• **Description of the task**
Copy the data precisely, keeping every character.

Records from a collection:
◆ ◆ ◆ ◆ ◆ ◆ ◆

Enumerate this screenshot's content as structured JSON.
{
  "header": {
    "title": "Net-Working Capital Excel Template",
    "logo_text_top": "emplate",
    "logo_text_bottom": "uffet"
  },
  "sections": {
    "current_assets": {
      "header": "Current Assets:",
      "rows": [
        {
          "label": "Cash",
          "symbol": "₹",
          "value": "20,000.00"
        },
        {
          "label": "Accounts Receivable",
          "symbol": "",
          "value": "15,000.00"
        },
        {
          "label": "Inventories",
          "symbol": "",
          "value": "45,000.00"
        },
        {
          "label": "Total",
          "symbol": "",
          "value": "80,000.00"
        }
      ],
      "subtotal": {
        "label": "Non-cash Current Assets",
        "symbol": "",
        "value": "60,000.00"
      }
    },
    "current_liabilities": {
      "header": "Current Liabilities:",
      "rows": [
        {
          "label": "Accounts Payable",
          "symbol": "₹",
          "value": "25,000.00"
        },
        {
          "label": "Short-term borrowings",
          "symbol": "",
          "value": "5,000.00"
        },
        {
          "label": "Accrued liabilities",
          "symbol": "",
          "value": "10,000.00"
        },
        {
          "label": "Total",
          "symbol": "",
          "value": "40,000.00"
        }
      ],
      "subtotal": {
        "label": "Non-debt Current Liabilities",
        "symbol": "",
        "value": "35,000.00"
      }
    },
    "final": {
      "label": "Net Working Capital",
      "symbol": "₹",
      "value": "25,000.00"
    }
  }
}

◆ ◆ ◆ ◆ ◆ ◆ ◆

• **Task answer**
Enumerate this screenshot's content as structured JSON.
{
  "header": {
    "title": "Net-Working Capital Excel Template",
    "logo_text_top": "emplate",
    "logo_text_bottom": "uffet"
  },
  "sections": {
    "current_assets": {
      "header": "Current Assets:",
      "rows": [
        {
          "label": "Cash",
          "symbol": "₹",
          "value": "20,000.00"
        },
        {
          "label": "Accounts Receivable",
          "symbol": "",
          "value": "15,000.00"
        },
        {
          "label": "Inventories",
          "symbol": "",
          "value": "45,000.00"
        },
        {
          "label": "Total",
          "symbol": "",
          "value": "80,000.00"
        }
      ],
      "subtotal": {
        "label": "Non-cash Current Assets",
        "symbol": "",
        "value": "60,000.00"
      }
    },
    "current_liabilities": {
      "header": "Current Liabilities:",
      "rows": [
        {
          "label": "Accounts Payable",
          "symbol": "₹",
          "value": "25,000.00"
        },
        {
          "label": "Short-term borrowings",
          "symbol": "",
          "value": "5,000.00"
        },
        {
          "label": "Accrued liabilities",
          "symbol": "",
          "value": "10,000.00"
        },
        {
          "label": "Total",
          "symbol": "",
          "value": "40,000.00"
        }
      ],
      "subtotal": {
        "label": "Non-debt Current Liabilities",
        "symbol": "",
        "value": "35,000.00"
      }
    },
    "final": {
      "label": "Net Working Capital",
      "symbol": "₹",
      "value": "25,000.00"
    }
  }
}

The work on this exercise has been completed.